_Given task:_
Exactly as given, repeat all of the entries.

_Records shown:_
╭──

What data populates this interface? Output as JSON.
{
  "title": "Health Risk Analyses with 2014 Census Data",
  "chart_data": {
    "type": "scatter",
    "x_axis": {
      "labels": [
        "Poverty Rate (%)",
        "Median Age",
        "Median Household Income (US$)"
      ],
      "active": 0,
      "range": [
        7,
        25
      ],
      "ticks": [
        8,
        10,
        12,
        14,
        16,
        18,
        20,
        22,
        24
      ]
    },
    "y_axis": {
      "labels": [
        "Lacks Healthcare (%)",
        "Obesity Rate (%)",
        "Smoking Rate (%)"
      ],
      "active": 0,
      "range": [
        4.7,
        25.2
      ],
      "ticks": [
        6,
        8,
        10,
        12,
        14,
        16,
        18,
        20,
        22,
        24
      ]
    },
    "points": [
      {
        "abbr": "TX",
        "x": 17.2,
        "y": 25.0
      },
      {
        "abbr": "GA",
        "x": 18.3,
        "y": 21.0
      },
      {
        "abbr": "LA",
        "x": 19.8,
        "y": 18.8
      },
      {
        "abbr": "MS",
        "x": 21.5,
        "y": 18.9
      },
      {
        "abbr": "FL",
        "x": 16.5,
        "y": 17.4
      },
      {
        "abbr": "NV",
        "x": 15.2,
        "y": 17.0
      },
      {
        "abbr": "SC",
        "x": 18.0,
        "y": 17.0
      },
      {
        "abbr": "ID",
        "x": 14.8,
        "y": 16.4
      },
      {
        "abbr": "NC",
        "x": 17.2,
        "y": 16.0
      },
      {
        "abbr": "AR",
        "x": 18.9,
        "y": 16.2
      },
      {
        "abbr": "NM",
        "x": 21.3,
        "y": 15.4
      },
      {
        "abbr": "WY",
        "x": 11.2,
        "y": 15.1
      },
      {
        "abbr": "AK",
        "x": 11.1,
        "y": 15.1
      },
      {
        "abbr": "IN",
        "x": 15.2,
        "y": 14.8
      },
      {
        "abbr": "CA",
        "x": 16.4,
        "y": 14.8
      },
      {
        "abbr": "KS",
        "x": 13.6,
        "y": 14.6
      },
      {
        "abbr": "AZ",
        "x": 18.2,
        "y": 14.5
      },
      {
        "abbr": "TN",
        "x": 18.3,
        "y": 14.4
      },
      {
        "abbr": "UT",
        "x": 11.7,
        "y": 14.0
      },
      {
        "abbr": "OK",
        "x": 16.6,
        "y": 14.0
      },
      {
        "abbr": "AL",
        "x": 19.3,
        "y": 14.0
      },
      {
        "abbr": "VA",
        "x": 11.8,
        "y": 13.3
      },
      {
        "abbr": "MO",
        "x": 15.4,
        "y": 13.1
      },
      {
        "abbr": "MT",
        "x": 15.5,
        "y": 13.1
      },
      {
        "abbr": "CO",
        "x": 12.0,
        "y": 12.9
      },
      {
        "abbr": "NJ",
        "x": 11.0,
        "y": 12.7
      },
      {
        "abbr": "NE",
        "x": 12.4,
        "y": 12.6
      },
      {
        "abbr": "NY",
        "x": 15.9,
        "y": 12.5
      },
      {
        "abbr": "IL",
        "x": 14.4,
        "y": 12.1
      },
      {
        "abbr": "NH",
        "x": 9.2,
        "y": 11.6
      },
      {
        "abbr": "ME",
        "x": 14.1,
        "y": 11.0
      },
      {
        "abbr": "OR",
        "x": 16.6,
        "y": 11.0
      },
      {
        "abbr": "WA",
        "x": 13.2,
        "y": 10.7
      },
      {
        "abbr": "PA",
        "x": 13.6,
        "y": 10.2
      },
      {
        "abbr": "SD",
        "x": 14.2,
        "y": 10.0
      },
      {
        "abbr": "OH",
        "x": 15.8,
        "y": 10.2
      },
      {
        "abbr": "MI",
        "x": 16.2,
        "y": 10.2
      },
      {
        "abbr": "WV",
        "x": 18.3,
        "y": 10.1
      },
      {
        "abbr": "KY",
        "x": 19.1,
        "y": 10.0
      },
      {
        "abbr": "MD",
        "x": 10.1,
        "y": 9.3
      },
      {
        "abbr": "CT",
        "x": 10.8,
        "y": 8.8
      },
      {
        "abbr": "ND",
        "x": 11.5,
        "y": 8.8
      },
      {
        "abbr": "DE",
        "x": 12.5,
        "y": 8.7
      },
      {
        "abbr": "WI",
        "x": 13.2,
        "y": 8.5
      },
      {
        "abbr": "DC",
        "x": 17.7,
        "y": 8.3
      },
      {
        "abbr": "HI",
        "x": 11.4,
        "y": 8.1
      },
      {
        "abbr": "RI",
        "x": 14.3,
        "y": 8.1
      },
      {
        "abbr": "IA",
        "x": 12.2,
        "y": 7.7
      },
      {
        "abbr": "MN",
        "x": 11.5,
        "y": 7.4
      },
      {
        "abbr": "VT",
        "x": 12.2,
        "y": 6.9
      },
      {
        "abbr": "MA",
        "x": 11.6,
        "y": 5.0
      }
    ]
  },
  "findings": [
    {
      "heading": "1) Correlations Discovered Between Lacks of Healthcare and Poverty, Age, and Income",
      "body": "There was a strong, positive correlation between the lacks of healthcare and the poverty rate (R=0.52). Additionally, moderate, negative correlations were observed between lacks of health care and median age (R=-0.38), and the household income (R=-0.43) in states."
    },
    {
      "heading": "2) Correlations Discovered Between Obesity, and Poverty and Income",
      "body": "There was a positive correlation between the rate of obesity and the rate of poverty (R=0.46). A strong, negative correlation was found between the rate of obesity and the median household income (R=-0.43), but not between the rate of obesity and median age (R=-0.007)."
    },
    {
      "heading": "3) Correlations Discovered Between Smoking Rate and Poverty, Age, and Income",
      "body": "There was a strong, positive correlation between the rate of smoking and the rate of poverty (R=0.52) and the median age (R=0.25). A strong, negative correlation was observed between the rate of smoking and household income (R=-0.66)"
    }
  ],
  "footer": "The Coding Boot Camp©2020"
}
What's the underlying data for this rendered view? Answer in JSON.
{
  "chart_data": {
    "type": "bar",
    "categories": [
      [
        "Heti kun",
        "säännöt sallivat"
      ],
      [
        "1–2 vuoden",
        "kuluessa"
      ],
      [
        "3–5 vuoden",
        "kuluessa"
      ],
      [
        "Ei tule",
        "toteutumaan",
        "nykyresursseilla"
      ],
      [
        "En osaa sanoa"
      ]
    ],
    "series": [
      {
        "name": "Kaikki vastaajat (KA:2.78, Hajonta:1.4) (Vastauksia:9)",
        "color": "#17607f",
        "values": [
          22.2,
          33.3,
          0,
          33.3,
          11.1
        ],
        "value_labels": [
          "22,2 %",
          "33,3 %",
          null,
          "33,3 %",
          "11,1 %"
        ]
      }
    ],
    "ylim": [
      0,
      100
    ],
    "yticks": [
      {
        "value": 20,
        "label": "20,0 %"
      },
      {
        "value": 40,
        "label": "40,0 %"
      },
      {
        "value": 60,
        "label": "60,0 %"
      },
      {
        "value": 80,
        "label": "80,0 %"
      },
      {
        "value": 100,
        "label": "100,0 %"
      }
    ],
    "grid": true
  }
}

╰──

_Problem solution:_
What data populates this interface? Output as JSON.
{
  "title": "Health Risk Analyses with 2014 Census Data",
  "chart_data": {
    "type": "scatter",
    "x_axis": {
      "labels": [
        "Poverty Rate (%)",
        "Median Age",
        "Median Household Income (US$)"
      ],
      "active": 0,
      "range": [
        7,
        25
      ],
      "ticks": [
        8,
        10,
        12,
        14,
        16,
        18,
        20,
        22,
        24
      ]
    },
    "y_axis": {
      "labels": [
        "Lacks Healthcare (%)",
        "Obesity Rate (%)",
        "Smoking Rate (%)"
      ],
      "active": 0,
      "range": [
        4.7,
        25.2
      ],
      "ticks": [
        6,
        8,
        10,
        12,
        14,
        16,
        18,
        20,
        22,
        24
      ]
    },
    "points": [
      {
        "abbr": "TX",
        "x": 17.2,
        "y": 25.0
      },
      {
        "abbr": "GA",
        "x": 18.3,
        "y": 21.0
      },
      {
        "abbr": "LA",
        "x": 19.8,
        "y": 18.8
      },
      {
        "abbr": "MS",
        "x": 21.5,
        "y": 18.9
      },
      {
        "abbr": "FL",
        "x": 16.5,
        "y": 17.4
      },
      {
        "abbr": "NV",
        "x": 15.2,
        "y": 17.0
      },
      {
        "abbr": "SC",
        "x": 18.0,
        "y": 17.0
      },
      {
        "abbr": "ID",
        "x": 14.8,
        "y": 16.4
      },
      {
        "abbr": "NC",
        "x": 17.2,
        "y": 16.0
      },
      {
        "abbr": "AR",
        "x": 18.9,
        "y": 16.2
      },
      {
        "abbr": "NM",
        "x": 21.3,
        "y": 15.4
      },
      {
        "abbr": "WY",
        "x": 11.2,
        "y": 15.1
      },
      {
        "abbr": "AK",
        "x": 11.1,
        "y": 15.1
      },
      {
        "abbr": "IN",
        "x": 15.2,
        "y": 14.8
      },
      {
        "abbr": "CA",
        "x": 16.4,
        "y": 14.8
      },
      {
        "abbr": "KS",
        "x": 13.6,
        "y": 14.6
      },
      {
        "abbr": "AZ",
        "x": 18.2,
        "y": 14.5
      },
      {
        "abbr": "TN",
        "x": 18.3,
        "y": 14.4
      },
      {
        "abbr": "UT",
        "x": 11.7,
        "y": 14.0
      },
      {
        "abbr": "OK",
        "x": 16.6,
        "y": 14.0
      },
      {
        "abbr": "AL",
        "x": 19.3,
        "y": 14.0
      },
      {
        "abbr": "VA",
        "x": 11.8,
        "y": 13.3
      },
      {
        "abbr": "MO",
        "x": 15.4,
        "y": 13.1
      },
      {
        "abbr": "MT",
        "x": 15.5,
        "y": 13.1
      },
      {
        "abbr": "CO",
        "x": 12.0,
        "y": 12.9
      },
      {
        "abbr": "NJ",
        "x": 11.0,
        "y": 12.7
      },
      {
        "abbr": "NE",
        "x": 12.4,
        "y": 12.6
      },
      {
        "abbr": "NY",
        "x": 15.9,
        "y": 12.5
      },
      {
        "abbr": "IL",
        "x": 14.4,
        "y": 12.1
      },
      {
        "abbr": "NH",
        "x": 9.2,
        "y": 11.6
      },
      {
        "abbr": "ME",
        "x": 14.1,
        "y": 11.0
      },
      {
        "abbr": "OR",
        "x": 16.6,
        "y": 11.0
      },
      {
        "abbr": "WA",
        "x": 13.2,
        "y": 10.7
      },
      {
        "abbr": "PA",
        "x": 13.6,
        "y": 10.2
      },
      {
        "abbr": "SD",
        "x": 14.2,
        "y": 10.0
      },
      {
        "abbr": "OH",
        "x": 15.8,
        "y": 10.2
      },
      {
        "abbr": "MI",
        "x": 16.2,
        "y": 10.2
      },
      {
        "abbr": "WV",
        "x": 18.3,
        "y": 10.1
      },
      {
        "abbr": "KY",
        "x": 19.1,
        "y": 10.0
      },
      {
        "abbr": "MD",
        "x": 10.1,
        "y": 9.3
      },
      {
        "abbr": "CT",
        "x": 10.8,
        "y": 8.8
      },
      {
        "abbr": "ND",
        "x": 11.5,
        "y": 8.8
      },
      {
        "abbr": "DE",
        "x": 12.5,
        "y": 8.7
      },
      {
        "abbr": "WI",
        "x": 13.2,
        "y": 8.5
      },
      {
        "abbr": "DC",
        "x": 17.7,
        "y": 8.3
      },
      {
        "abbr": "HI",
        "x": 11.4,
        "y": 8.1
      },
      {
        "abbr": "RI",
        "x": 14.3,
        "y": 8.1
      },
      {
        "abbr": "IA",
        "x": 12.2,
        "y": 7.7
      },
      {
        "abbr": "MN",
        "x": 11.5,
        "y": 7.4
      },
      {
        "abbr": "VT",
        "x": 12.2,
        "y": 6.9
      },
      {
        "abbr": "MA",
        "x": 11.6,
        "y": 5.0
      }
    ]
  },
  "findings": [
    {
      "heading": "1) Correlations Discovered Between Lacks of Healthcare and Poverty, Age, and Income",
      "body": "There was a strong, positive correlation between the lacks of healthcare and the poverty rate (R=0.52). Additionally, moderate, negative correlations were observed between lacks of health care and median age (R=-0.38), and the household income (R=-0.43) in states."
    },
    {
      "heading": "2) Correlations Discovered Between Obesity, and Poverty and Income",
      "body": "There was a positive correlation between the rate of obesity and the rate of poverty (R=0.46). A strong, negative correlation was found between the rate of obesity and the median household income (R=-0.43), but not between the rate of obesity and median age (R=-0.007)."
    },
    {
      "heading": "3) Correlations Discovered Between Smoking Rate and Poverty, Age, and Income",
      "body": "There was a strong, positive correlation between the rate of smoking and the rate of poverty (R=0.52) and the median age (R=0.25). A strong, negative correlation was observed between the rate of smoking and household income (R=-0.66)"
    }
  ],
  "footer": "The Coding Boot Camp©2020"
}
What's the underlying data for this rendered view? Answer in JSON.
{
  "chart_data": {
    "type": "bar",
    "categories": [
      [
        "Heti kun",
        "säännöt sallivat"
      ],
      [
        "1–2 vuoden",
        "kuluessa"
      ],
      [
        "3–5 vuoden",
        "kuluessa"
      ],
      [
        "Ei tule",
        "toteutumaan",
        "nykyresursseilla"
      ],
      [
        "En osaa sanoa"
      ]
    ],
    "series": [
      {
        "name": "Kaikki vastaajat (KA:2.78, Hajonta:1.4) (Vastauksia:9)",
        "color": "#17607f",
        "values": [
          22.2,
          33.3,
          0,
          33.3,
          11.1
        ],
        "value_labels": [
          "22,2 %",
          "33,3 %",
          null,
          "33,3 %",
          "11,1 %"
        ]
      }
    ],
    "ylim": [
      0,
      100
    ],
    "yticks": [
      {
        "value": 20,
        "label": "20,0 %"
      },
      {
        "value": 40,
        "label": "40,0 %"
      },
      {
        "value": 60,
        "label": "60,0 %"
      },
      {
        "value": 80,
        "label": "80,0 %"
      },
      {
        "value": 100,
        "label": "100,0 %"
      }
    ],
    "grid": true
  }
}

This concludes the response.